* **WORK TO COMPLETE**:
(a) Answer these questions from the tribunal decision excerpt, marking each answer with the same numeral:
(i) Which ground does the decision find made out in paragraph 15?
(ii) In which case did the Tribunal hold that obvious points on credibility need not be put to the appellant?
(iii) Which two countries does the Appellant not travel to overland?
(b) Pick up the tribunal decision excerpt after its final paragraph and continue it.
[[ PAGE EXCERPT open ]]
15. In the circumstances I find that the First-tier Tribunal materially erred in finding that Professor Joffe's opinion was based on speculation and in failing to give adequate reasons grounded in the background evidence for replacing the expert's opinion with her own in relation to the Appellant's name being on a stop-list. Ground 2 is therefore made out.
16. The Respondent accepts that it was not part of his case that it adversely affected the Appellant's credibility that he did not travel to Jordan and Saudi Arabia overland and then fly from these countries. It is also accepted that this was not put to the Appellant. In WN (DRC) [2004] UKIAT 00213 the Tribunal held that it is not necessary for obvious points on credibility to be put to the appellant, where credibility was generally an issue in the light of the refusal letter or as a result of later evidence. However, the Tribunal said that where the point was important to the decision but it was not obvious, or where credibility had not been raised or did not obviously arise from new material, or where the appellant was unrepresented, it was generally better to raise the points and this could be done by direct questioning of the witness.
17. This was not an obvious point and I find that it was one which should have been put to the Appellant in order for him to give an answer and in the absence of an opportunity to do so the adverse credibility finding was not fairly open to the Judge to make.
[[ PAGE EXCERPT closed ]]
[[ PROVIDED RECORDS open ]]
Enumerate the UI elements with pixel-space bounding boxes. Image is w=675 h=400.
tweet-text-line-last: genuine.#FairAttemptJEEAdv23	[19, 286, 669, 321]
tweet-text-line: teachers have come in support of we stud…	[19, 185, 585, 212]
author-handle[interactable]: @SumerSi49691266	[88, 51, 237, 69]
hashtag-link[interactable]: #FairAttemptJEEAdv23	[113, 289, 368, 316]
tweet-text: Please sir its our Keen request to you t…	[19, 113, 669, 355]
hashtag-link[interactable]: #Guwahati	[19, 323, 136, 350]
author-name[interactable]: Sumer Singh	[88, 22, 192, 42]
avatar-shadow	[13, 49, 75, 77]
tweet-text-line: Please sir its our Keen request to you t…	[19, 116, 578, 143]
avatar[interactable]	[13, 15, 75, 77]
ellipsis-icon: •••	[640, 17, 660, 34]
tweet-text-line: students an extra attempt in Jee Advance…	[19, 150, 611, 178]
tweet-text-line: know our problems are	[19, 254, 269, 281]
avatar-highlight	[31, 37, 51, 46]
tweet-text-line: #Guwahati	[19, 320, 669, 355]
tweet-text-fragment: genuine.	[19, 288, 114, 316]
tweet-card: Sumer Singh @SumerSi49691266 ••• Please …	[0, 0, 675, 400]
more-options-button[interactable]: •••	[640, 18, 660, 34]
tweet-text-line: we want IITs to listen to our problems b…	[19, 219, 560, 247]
[[ PROVIDED RECORDS closed ]]
* **ANSWERS GIVEN**:
(a)
(i) Ground 2.
(ii) WN (DRC) [2004] UKIAT 00213.
(iii) Jordan and Saudi Arabia.

(b)
18. In light of the fact finding required and the agreement of the parties I remit this matter for a de novo hearing before a Judge other than Judge Richardson.
Decision
The decision of the First-tier Tribunal contained a material error of law and I set it aside.
I remit this matter for a hearing before a Judge other than Judge Richardson.
Direction Regarding Anonymity - Rule 14 of the Tribunal Procedure (Upper Tribunal) Rules 2008
Unless and until a Tribunal or court directs otherwise, the Appellant is granted anonymity. No report of these proceedings shall directly or indirectly identify him or any member of his family. This direction applies both to the Appellant and to the Respondent. Failure to comply with this direction could lead to contempt of court proceedings.